*WHAT NEEDS TO BE DONE*: Select, from the material below, each line with "Precautions" in it.

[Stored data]
## begin
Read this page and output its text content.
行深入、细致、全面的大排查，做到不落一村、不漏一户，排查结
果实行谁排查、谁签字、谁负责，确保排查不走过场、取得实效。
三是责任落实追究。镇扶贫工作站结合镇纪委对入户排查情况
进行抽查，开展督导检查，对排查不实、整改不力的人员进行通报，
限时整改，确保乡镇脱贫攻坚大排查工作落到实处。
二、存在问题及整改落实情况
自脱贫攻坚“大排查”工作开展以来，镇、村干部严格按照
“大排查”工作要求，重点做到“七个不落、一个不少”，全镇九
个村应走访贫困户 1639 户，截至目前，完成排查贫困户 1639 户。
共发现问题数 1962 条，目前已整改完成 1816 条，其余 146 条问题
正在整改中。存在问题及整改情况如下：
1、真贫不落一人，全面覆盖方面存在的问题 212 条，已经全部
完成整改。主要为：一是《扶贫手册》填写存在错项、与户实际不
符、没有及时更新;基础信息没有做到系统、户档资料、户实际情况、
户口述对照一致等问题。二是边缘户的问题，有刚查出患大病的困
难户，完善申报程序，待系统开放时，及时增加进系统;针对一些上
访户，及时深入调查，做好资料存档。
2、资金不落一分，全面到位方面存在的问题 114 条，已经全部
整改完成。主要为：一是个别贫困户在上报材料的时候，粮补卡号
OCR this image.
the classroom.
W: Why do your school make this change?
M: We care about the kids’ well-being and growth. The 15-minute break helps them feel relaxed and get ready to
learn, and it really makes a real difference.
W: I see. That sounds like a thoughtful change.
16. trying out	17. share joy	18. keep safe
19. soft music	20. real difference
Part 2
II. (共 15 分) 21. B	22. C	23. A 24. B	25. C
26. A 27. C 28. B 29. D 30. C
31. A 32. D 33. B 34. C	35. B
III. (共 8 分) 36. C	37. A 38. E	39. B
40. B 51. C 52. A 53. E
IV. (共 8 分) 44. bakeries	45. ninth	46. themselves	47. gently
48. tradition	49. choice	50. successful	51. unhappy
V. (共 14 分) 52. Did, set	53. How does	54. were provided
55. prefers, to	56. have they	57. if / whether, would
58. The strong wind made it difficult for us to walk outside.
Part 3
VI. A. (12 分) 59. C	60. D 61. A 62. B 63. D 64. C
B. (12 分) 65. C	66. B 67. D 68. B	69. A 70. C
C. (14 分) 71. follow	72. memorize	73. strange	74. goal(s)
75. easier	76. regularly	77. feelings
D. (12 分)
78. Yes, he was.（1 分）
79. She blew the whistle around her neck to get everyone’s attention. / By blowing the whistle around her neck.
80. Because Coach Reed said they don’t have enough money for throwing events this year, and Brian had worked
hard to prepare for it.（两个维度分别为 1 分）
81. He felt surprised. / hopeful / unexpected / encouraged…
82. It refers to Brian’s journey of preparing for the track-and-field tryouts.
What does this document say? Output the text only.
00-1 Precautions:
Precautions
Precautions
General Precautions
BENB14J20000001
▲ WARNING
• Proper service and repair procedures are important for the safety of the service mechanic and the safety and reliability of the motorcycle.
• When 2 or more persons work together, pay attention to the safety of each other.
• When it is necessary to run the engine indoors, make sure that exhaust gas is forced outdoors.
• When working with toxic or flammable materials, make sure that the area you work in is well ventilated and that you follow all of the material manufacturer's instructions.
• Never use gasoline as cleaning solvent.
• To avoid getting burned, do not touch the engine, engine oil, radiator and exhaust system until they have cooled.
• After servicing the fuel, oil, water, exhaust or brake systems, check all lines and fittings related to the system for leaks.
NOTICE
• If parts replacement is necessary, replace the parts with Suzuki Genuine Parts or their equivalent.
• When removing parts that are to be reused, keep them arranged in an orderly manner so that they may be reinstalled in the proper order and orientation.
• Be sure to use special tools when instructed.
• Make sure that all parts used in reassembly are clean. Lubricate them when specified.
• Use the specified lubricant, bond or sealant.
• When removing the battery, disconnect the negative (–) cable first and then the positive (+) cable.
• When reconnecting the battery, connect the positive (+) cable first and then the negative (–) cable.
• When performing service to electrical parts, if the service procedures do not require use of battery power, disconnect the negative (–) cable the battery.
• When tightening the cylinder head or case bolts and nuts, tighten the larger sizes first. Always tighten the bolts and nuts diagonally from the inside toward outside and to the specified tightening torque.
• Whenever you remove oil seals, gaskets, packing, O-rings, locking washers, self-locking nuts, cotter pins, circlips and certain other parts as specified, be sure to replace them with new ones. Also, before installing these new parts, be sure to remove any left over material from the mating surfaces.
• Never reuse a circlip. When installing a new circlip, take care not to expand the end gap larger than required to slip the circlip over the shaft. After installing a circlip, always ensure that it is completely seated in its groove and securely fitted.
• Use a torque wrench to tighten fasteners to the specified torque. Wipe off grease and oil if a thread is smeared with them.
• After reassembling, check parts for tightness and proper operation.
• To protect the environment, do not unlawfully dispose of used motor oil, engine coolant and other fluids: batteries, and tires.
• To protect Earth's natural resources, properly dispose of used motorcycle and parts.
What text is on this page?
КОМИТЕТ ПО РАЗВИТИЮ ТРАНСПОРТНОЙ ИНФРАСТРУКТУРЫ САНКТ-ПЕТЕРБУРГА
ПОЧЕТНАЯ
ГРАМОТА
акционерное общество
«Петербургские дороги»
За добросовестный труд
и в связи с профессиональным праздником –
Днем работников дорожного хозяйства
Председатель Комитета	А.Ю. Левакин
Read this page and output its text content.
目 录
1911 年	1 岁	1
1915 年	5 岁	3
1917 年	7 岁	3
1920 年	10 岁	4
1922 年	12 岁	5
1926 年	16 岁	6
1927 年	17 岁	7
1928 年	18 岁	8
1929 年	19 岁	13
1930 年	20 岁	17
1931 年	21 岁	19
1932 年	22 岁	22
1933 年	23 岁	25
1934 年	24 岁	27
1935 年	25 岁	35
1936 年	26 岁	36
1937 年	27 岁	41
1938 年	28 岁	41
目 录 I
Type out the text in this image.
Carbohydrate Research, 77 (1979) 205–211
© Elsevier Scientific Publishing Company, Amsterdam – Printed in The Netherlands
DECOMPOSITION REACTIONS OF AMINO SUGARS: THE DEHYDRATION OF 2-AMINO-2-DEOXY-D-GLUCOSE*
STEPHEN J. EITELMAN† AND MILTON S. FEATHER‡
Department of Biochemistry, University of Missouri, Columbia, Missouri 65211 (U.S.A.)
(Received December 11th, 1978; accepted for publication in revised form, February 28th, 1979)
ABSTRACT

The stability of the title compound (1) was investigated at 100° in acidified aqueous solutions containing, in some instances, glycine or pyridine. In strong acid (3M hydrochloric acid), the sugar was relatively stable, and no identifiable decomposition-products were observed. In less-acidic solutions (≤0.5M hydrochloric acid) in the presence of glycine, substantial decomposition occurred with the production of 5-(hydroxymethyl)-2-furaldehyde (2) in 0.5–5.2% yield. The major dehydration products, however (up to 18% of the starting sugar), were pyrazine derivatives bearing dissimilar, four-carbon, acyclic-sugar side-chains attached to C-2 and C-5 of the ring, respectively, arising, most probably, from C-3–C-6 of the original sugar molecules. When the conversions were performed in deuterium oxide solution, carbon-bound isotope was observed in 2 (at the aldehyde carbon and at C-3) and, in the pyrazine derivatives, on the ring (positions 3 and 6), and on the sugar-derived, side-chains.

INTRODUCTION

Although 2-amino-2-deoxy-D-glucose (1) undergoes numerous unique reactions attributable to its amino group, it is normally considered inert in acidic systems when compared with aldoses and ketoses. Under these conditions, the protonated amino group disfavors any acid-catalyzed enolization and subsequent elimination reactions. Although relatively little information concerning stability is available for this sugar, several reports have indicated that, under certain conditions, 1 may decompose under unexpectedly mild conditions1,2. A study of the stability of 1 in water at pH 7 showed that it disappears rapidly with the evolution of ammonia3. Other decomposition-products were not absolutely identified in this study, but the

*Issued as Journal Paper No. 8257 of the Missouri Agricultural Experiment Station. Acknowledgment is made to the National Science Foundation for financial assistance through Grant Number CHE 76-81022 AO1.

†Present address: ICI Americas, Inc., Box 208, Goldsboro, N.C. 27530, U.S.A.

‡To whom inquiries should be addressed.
## end
*TASK RESULT*:
00-1 Precautions:
Precautions
Precautions
General Precautions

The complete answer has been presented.